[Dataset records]
####################

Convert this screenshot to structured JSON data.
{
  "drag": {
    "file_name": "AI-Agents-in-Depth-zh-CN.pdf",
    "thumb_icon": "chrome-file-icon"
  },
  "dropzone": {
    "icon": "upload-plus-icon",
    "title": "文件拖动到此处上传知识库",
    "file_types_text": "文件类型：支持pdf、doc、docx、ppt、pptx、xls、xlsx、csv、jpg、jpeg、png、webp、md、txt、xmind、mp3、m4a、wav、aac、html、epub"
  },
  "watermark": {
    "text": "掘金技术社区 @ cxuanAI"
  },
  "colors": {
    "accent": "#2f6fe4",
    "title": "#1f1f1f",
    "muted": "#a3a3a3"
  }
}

####################

### Set problem
Faithfully transcribe the whole of the data.

### Task answer
Convert this screenshot to structured JSON data.
{
  "drag": {
    "file_name": "AI-Agents-in-Depth-zh-CN.pdf",
    "thumb_icon": "chrome-file-icon"
  },
  "dropzone": {
    "icon": "upload-plus-icon",
    "title": "文件拖动到此处上传知识库",
    "file_types_text": "文件类型：支持pdf、doc、docx、ppt、pptx、xls、xlsx、csv、jpg、jpeg、png、webp、md、txt、xmind、mp3、m4a、wav、aac、html、epub"
  },
  "watermark": {
    "text": "掘金技术社区 @ cxuanAI"
  },
  "colors": {
    "accent": "#2f6fe4",
    "title": "#1f1f1f",
    "muted": "#a3a3a3"
  }
}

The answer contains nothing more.